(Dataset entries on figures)
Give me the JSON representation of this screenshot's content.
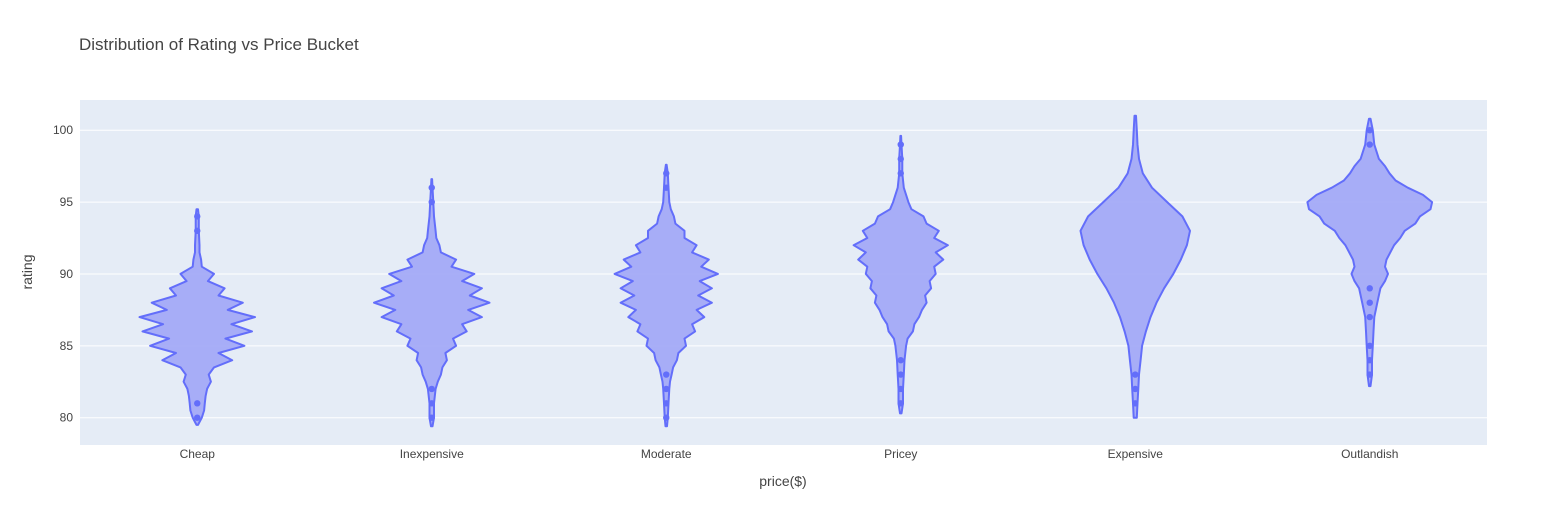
{
  "chart_data": {
    "type": "violin",
    "title": "Distribution of Rating vs Price Bucket",
    "xlabel": "price($)",
    "ylabel": "rating",
    "categories": [
      "Cheap",
      "Inexpensive",
      "Moderate",
      "Pricey",
      "Expensive",
      "Outlandish"
    ],
    "ylim": [
      78.1,
      102.1
    ],
    "yticks": [
      80,
      85,
      90,
      95,
      100
    ],
    "grid": true,
    "colors": {
      "fill": "#a3aaf7",
      "line": "#636efa",
      "plot_bg": "#e5ecf6",
      "grid": "#ffffff",
      "text": "#444444"
    },
    "violins": [
      {
        "category": "Cheap",
        "profile": [
          [
            79.5,
            0.01
          ],
          [
            80,
            0.06
          ],
          [
            80.5,
            0.09
          ],
          [
            81,
            0.1
          ],
          [
            81.5,
            0.11
          ],
          [
            82,
            0.13
          ],
          [
            82.5,
            0.18
          ],
          [
            83,
            0.15
          ],
          [
            83.5,
            0.22
          ],
          [
            84,
            0.46
          ],
          [
            84.5,
            0.28
          ],
          [
            85,
            0.62
          ],
          [
            85.5,
            0.37
          ],
          [
            86,
            0.72
          ],
          [
            86.5,
            0.45
          ],
          [
            87,
            0.76
          ],
          [
            87.5,
            0.4
          ],
          [
            88,
            0.6
          ],
          [
            88.5,
            0.28
          ],
          [
            89,
            0.36
          ],
          [
            89.5,
            0.14
          ],
          [
            90,
            0.22
          ],
          [
            90.5,
            0.06
          ],
          [
            91,
            0.05
          ],
          [
            91.5,
            0.03
          ],
          [
            92,
            0.03
          ],
          [
            93,
            0.02
          ],
          [
            94,
            0.02
          ],
          [
            94.5,
            0.01
          ]
        ],
        "outliers": [
          80,
          81,
          93,
          94
        ]
      },
      {
        "category": "Inexpensive",
        "profile": [
          [
            79.4,
            0.01
          ],
          [
            80,
            0.03
          ],
          [
            80.5,
            0.03
          ],
          [
            81,
            0.03
          ],
          [
            81.5,
            0.04
          ],
          [
            82,
            0.05
          ],
          [
            82.5,
            0.08
          ],
          [
            83,
            0.12
          ],
          [
            83.5,
            0.14
          ],
          [
            84,
            0.2
          ],
          [
            84.5,
            0.18
          ],
          [
            85,
            0.32
          ],
          [
            85.5,
            0.28
          ],
          [
            86,
            0.46
          ],
          [
            86.5,
            0.4
          ],
          [
            87,
            0.66
          ],
          [
            87.5,
            0.48
          ],
          [
            88,
            0.76
          ],
          [
            88.5,
            0.5
          ],
          [
            89,
            0.66
          ],
          [
            89.5,
            0.4
          ],
          [
            90,
            0.56
          ],
          [
            90.5,
            0.26
          ],
          [
            91,
            0.32
          ],
          [
            91.5,
            0.12
          ],
          [
            92,
            0.1
          ],
          [
            92.5,
            0.06
          ],
          [
            93,
            0.05
          ],
          [
            94,
            0.03
          ],
          [
            95,
            0.02
          ],
          [
            96,
            0.01
          ],
          [
            96.6,
            0.005
          ]
        ],
        "outliers": [
          80,
          81,
          82,
          95,
          96
        ]
      },
      {
        "category": "Moderate",
        "profile": [
          [
            79.4,
            0.01
          ],
          [
            80,
            0.02
          ],
          [
            81,
            0.03
          ],
          [
            82,
            0.04
          ],
          [
            82.5,
            0.05
          ],
          [
            83,
            0.07
          ],
          [
            83.5,
            0.09
          ],
          [
            84,
            0.14
          ],
          [
            84.5,
            0.16
          ],
          [
            85,
            0.26
          ],
          [
            85.5,
            0.24
          ],
          [
            86,
            0.38
          ],
          [
            86.5,
            0.34
          ],
          [
            87,
            0.5
          ],
          [
            87.5,
            0.4
          ],
          [
            88,
            0.6
          ],
          [
            88.5,
            0.42
          ],
          [
            89,
            0.6
          ],
          [
            89.5,
            0.44
          ],
          [
            90,
            0.68
          ],
          [
            90.5,
            0.46
          ],
          [
            91,
            0.56
          ],
          [
            91.5,
            0.34
          ],
          [
            92,
            0.4
          ],
          [
            92.5,
            0.24
          ],
          [
            93,
            0.24
          ],
          [
            93.5,
            0.12
          ],
          [
            94,
            0.1
          ],
          [
            94.5,
            0.06
          ],
          [
            95,
            0.04
          ],
          [
            96,
            0.03
          ],
          [
            97,
            0.02
          ],
          [
            97.6,
            0.005
          ]
        ],
        "outliers": [
          80,
          81,
          82,
          83,
          96,
          97
        ]
      },
      {
        "category": "Pricey",
        "profile": [
          [
            80.3,
            0.01
          ],
          [
            81,
            0.03
          ],
          [
            82,
            0.03
          ],
          [
            83,
            0.04
          ],
          [
            84,
            0.05
          ],
          [
            85,
            0.07
          ],
          [
            85.5,
            0.09
          ],
          [
            86,
            0.16
          ],
          [
            86.5,
            0.18
          ],
          [
            87,
            0.24
          ],
          [
            87.5,
            0.28
          ],
          [
            88,
            0.34
          ],
          [
            88.5,
            0.32
          ],
          [
            89,
            0.4
          ],
          [
            89.5,
            0.38
          ],
          [
            90,
            0.46
          ],
          [
            90.5,
            0.44
          ],
          [
            91,
            0.56
          ],
          [
            91.5,
            0.46
          ],
          [
            92,
            0.62
          ],
          [
            92.5,
            0.44
          ],
          [
            93,
            0.5
          ],
          [
            93.5,
            0.34
          ],
          [
            94,
            0.3
          ],
          [
            94.5,
            0.14
          ],
          [
            95,
            0.1
          ],
          [
            96,
            0.04
          ],
          [
            97,
            0.02
          ],
          [
            98,
            0.02
          ],
          [
            99,
            0.01
          ],
          [
            99.6,
            0.005
          ]
        ],
        "outliers": [
          81,
          82,
          83,
          84,
          97,
          98,
          99
        ]
      },
      {
        "category": "Expensive",
        "profile": [
          [
            80,
            0.02
          ],
          [
            81,
            0.03
          ],
          [
            82,
            0.04
          ],
          [
            83,
            0.05
          ],
          [
            84,
            0.07
          ],
          [
            85,
            0.09
          ],
          [
            86,
            0.14
          ],
          [
            87,
            0.2
          ],
          [
            88,
            0.28
          ],
          [
            89,
            0.38
          ],
          [
            90,
            0.5
          ],
          [
            91,
            0.6
          ],
          [
            92,
            0.68
          ],
          [
            93,
            0.72
          ],
          [
            94,
            0.62
          ],
          [
            95,
            0.42
          ],
          [
            96,
            0.22
          ],
          [
            97,
            0.1
          ],
          [
            98,
            0.05
          ],
          [
            99,
            0.03
          ],
          [
            100,
            0.02
          ],
          [
            101,
            0.01
          ]
        ],
        "outliers": [
          81,
          82,
          83
        ]
      },
      {
        "category": "Outlandish",
        "profile": [
          [
            82.2,
            0.01
          ],
          [
            83,
            0.03
          ],
          [
            84,
            0.03
          ],
          [
            85,
            0.04
          ],
          [
            86,
            0.05
          ],
          [
            87,
            0.06
          ],
          [
            87.5,
            0.08
          ],
          [
            88,
            0.1
          ],
          [
            89,
            0.14
          ],
          [
            89.5,
            0.2
          ],
          [
            90,
            0.24
          ],
          [
            90.5,
            0.2
          ],
          [
            91,
            0.22
          ],
          [
            92,
            0.32
          ],
          [
            92.5,
            0.4
          ],
          [
            93,
            0.46
          ],
          [
            93.5,
            0.6
          ],
          [
            94,
            0.66
          ],
          [
            94.5,
            0.8
          ],
          [
            95,
            0.82
          ],
          [
            95.5,
            0.7
          ],
          [
            96,
            0.5
          ],
          [
            96.5,
            0.34
          ],
          [
            97,
            0.26
          ],
          [
            97.5,
            0.2
          ],
          [
            98,
            0.12
          ],
          [
            99,
            0.06
          ],
          [
            100,
            0.04
          ],
          [
            100.8,
            0.01
          ]
        ],
        "outliers": [
          83,
          84,
          85,
          87,
          88,
          89,
          99,
          100
        ]
      }
    ]
  }
}
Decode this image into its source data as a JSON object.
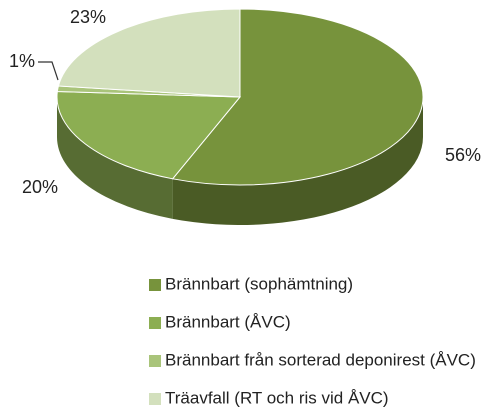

TASK PROMPT. Look through the entries above; copy every line holding the string "category".

EXERCISE RESPONSE.
        "category": "Cheap",
        "category": "Inexpensive",
        "category": "Moderate",
        "category": "Pricey",
        "category": "Expensive",
        "category": "Outlandish",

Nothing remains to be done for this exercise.